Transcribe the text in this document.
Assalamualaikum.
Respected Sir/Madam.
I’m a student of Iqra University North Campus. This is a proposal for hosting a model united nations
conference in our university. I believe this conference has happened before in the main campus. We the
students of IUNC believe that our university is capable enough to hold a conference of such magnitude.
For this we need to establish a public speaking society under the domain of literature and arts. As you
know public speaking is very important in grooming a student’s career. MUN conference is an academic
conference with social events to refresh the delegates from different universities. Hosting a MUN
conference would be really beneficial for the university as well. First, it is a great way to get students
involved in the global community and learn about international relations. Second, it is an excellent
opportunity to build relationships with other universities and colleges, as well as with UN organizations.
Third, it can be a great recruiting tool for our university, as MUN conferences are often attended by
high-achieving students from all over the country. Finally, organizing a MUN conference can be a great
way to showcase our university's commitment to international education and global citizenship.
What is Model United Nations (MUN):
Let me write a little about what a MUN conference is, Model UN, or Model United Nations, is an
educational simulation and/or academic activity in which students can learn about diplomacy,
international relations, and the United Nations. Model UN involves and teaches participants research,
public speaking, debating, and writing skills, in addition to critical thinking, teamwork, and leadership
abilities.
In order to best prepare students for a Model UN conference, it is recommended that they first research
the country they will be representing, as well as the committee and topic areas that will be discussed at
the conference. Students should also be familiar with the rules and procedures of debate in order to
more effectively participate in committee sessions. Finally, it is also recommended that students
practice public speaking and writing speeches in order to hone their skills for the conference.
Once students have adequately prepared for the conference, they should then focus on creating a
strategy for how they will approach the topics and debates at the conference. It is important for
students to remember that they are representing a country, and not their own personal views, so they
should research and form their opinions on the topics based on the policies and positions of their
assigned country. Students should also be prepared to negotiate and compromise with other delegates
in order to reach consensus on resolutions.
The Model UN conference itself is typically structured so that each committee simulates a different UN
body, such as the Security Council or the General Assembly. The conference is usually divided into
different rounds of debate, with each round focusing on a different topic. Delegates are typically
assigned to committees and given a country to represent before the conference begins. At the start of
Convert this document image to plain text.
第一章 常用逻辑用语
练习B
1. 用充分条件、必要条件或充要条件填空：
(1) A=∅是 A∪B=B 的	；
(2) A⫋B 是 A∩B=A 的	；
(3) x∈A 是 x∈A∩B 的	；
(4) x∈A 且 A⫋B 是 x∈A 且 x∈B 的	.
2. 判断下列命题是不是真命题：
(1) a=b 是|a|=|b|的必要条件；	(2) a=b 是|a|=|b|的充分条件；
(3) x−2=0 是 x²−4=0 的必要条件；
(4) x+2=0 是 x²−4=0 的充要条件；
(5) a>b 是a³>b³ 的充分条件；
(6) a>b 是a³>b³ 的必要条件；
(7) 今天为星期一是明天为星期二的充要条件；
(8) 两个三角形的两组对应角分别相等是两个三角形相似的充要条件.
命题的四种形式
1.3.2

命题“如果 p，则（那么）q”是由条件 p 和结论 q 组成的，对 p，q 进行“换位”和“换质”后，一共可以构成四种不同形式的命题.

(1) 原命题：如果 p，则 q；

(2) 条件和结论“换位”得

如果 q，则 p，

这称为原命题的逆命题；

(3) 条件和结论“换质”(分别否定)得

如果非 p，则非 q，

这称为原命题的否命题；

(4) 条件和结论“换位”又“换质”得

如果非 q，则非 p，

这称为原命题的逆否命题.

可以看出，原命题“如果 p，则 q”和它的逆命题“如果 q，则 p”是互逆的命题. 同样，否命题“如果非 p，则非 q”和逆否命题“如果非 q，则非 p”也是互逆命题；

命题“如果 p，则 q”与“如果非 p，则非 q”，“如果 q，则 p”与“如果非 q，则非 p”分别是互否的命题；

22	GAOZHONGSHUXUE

● ● ● ● ●

→ **OBJECTIVE**
Return the entries above exactly, each one complete.

→ **WRITTEN ANSWER**
Transcribe the text in this document.
Assalamualaikum.
Respected Sir/Madam.
I’m a student of Iqra University North Campus. This is a proposal for hosting a model united nations
conference in our university. I believe this conference has happened before in the main campus. We the
students of IUNC believe that our university is capable enough to hold a conference of such magnitude.
For this we need to establish a public speaking society under the domain of literature and arts. As you
know public speaking is very important in grooming a student’s career. MUN conference is an academic
conference with social events to refresh the delegates from different universities. Hosting a MUN
conference would be really beneficial for the university as well. First, it is a great way to get students
involved in the global community and learn about international relations. Second, it is an excellent
opportunity to build relationships with other universities and colleges, as well as with UN organizations.
Third, it can be a great recruiting tool for our university, as MUN conferences are often attended by
high-achieving students from all over the country. Finally, organizing a MUN conference can be a great
way to showcase our university's commitment to international education and global citizenship.
What is Model United Nations (MUN):
Let me write a little about what a MUN conference is, Model UN, or Model United Nations, is an
educational simulation and/or academic activity in which students can learn about diplomacy,
international relations, and the United Nations. Model UN involves and teaches participants research,
public speaking, debating, and writing skills, in addition to critical thinking, teamwork, and leadership
abilities.
In order to best prepare students for a Model UN conference, it is recommended that they first research
the country they will be representing, as well as the committee and topic areas that will be discussed at
the conference. Students should also be familiar with the rules and procedures of debate in order to
more effectively participate in committee sessions. Finally, it is also recommended that students
practice public speaking and writing speeches in order to hone their skills for the conference.
Once students have adequately prepared for the conference, they should then focus on creating a
strategy for how they will approach the topics and debates at the conference. It is important for
students to remember that they are representing a country, and not their own personal views, so they
should research and form their opinions on the topics based on the policies and positions of their
assigned country. Students should also be prepared to negotiate and compromise with other delegates
in order to reach consensus on resolutions.
The Model UN conference itself is typically structured so that each committee simulates a different UN
body, such as the Security Council or the General Assembly. The conference is usually divided into
different rounds of debate, with each round focusing on a different topic. Delegates are typically
assigned to committees and given a country to represent before the conference begins. At the start of
Convert this document image to plain text.
第一章 常用逻辑用语
练习B
1. 用充分条件、必要条件或充要条件填空：
(1) A=∅是 A∪B=B 的	；
(2) A⫋B 是 A∩B=A 的	；
(3) x∈A 是 x∈A∩B 的	；
(4) x∈A 且 A⫋B 是 x∈A 且 x∈B 的	.
2. 判断下列命题是不是真命题：
(1) a=b 是|a|=|b|的必要条件；	(2) a=b 是|a|=|b|的充分条件；
(3) x−2=0 是 x²−4=0 的必要条件；
(4) x+2=0 是 x²−4=0 的充要条件；
(5) a>b 是a³>b³ 的充分条件；
(6) a>b 是a³>b³ 的必要条件；
(7) 今天为星期一是明天为星期二的充要条件；
(8) 两个三角形的两组对应角分别相等是两个三角形相似的充要条件.
命题的四种形式
1.3.2

命题“如果 p，则（那么）q”是由条件 p 和结论 q 组成的，对 p，q 进行“换位”和“换质”后，一共可以构成四种不同形式的命题.

(1) 原命题：如果 p，则 q；

(2) 条件和结论“换位”得

如果 q，则 p，

这称为原命题的逆命题；

(3) 条件和结论“换质”(分别否定)得

如果非 p，则非 q，

这称为原命题的否命题；

(4) 条件和结论“换位”又“换质”得

如果非 q，则非 p，

这称为原命题的逆否命题.

可以看出，原命题“如果 p，则 q”和它的逆命题“如果 q，则 p”是互逆的命题. 同样，否命题“如果非 p，则非 q”和逆否命题“如果非 q，则非 p”也是互逆命题；

命题“如果 p，则 q”与“如果非 p，则非 q”，“如果 q，则 p”与“如果非 q，则非 p”分别是互否的命题；

22	GAOZHONGSHUXUE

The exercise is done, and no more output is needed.